Dataset rows

%%

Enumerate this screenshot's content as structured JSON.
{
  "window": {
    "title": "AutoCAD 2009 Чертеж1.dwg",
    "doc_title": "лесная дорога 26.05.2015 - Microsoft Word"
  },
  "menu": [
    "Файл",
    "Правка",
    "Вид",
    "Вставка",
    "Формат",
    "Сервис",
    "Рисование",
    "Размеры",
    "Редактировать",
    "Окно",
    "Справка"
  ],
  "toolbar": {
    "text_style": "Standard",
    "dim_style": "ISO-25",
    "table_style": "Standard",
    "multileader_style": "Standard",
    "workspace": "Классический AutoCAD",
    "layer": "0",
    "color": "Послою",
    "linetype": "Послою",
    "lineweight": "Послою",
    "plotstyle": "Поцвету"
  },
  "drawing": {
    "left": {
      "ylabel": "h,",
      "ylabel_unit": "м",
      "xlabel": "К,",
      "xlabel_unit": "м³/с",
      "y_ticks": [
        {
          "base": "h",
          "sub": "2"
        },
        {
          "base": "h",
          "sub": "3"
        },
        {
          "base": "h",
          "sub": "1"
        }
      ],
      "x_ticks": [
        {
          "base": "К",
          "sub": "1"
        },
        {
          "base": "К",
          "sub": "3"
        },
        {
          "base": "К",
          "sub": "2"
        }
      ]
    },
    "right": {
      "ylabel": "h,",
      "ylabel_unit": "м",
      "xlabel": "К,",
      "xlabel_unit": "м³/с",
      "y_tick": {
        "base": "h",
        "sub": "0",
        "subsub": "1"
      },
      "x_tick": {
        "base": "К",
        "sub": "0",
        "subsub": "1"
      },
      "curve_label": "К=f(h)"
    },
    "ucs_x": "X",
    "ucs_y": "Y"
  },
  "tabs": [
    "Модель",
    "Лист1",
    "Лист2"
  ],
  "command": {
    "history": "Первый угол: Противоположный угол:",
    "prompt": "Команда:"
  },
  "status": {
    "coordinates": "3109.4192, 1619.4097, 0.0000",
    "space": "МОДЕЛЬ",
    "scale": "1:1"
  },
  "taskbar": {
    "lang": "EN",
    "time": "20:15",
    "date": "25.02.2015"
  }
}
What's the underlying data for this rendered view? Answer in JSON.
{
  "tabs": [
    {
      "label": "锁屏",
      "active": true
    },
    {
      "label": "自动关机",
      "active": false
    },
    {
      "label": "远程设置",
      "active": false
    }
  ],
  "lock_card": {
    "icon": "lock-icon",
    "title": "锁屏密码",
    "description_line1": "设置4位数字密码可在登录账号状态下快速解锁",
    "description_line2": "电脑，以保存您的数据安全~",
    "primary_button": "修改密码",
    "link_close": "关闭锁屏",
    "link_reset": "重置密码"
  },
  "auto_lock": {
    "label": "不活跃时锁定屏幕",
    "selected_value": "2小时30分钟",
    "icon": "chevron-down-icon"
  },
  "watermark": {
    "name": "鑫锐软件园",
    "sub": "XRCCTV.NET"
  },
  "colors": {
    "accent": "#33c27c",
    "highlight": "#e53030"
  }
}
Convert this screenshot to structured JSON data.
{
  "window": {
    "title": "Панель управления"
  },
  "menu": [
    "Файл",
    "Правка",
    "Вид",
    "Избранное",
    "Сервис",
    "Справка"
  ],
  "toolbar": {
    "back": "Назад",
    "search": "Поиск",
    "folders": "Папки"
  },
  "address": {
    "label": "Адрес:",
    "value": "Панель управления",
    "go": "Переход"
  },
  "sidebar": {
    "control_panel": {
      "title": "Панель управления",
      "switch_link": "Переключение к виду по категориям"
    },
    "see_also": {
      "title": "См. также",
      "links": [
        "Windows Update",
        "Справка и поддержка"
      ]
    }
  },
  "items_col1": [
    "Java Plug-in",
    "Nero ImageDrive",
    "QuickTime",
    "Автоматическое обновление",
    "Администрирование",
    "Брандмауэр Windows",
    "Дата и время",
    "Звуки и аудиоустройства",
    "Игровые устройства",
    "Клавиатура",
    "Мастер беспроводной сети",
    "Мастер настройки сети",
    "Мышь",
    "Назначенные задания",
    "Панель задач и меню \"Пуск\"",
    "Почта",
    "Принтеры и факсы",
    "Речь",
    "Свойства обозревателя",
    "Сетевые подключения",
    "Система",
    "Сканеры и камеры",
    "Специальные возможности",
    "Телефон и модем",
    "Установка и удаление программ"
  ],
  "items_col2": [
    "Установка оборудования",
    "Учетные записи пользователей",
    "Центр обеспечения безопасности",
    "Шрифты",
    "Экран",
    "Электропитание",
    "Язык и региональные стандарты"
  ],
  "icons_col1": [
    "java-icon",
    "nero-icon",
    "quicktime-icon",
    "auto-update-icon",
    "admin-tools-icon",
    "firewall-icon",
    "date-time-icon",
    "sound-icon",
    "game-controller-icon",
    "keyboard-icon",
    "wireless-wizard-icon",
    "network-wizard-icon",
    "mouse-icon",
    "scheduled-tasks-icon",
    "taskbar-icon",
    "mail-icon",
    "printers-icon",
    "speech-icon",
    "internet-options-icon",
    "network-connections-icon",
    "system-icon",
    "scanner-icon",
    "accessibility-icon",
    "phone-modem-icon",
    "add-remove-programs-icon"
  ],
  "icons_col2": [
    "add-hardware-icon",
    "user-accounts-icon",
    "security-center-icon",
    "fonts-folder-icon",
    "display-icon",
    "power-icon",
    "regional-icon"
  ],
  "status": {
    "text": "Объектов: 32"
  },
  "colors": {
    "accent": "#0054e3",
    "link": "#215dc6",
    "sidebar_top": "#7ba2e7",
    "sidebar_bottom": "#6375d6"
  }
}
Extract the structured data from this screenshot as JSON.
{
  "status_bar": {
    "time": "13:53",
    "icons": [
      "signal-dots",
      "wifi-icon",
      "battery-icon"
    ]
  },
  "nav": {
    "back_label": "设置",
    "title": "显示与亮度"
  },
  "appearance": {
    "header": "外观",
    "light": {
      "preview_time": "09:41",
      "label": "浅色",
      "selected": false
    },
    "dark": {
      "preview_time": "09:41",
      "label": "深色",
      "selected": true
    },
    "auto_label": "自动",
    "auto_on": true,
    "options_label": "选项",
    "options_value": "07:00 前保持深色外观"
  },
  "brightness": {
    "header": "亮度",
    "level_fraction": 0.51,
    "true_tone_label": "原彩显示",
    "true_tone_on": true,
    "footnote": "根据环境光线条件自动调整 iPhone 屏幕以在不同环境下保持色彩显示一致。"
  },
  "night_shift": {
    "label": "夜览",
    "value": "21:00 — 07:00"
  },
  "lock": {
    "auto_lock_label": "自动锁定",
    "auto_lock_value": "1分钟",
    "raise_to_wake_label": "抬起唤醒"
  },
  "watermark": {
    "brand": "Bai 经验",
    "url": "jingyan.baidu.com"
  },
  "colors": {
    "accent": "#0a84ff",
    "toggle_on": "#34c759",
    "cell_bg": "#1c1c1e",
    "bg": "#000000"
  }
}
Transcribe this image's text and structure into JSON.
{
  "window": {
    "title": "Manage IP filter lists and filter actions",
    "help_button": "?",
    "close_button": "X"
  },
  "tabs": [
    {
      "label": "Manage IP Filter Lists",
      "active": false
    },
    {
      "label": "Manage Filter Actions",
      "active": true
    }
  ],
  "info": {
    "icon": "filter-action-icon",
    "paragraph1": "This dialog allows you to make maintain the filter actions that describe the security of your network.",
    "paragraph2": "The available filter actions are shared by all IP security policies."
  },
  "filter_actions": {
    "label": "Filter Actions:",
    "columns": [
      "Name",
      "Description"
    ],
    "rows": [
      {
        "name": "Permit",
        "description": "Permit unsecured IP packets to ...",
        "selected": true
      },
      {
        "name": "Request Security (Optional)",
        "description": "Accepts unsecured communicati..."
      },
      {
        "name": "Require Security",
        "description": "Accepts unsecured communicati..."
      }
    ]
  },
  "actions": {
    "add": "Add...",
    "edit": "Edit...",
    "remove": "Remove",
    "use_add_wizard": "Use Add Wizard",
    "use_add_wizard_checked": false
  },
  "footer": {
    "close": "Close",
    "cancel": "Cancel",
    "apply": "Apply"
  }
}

%%

Task
In the entries above, find each line with the string "Панель" and copy it.

Response to this task
    "title": "Панель управления"
    "value": "Панель управления",
      "title": "Панель управления",
    "Панель задач и меню \"Пуск\"",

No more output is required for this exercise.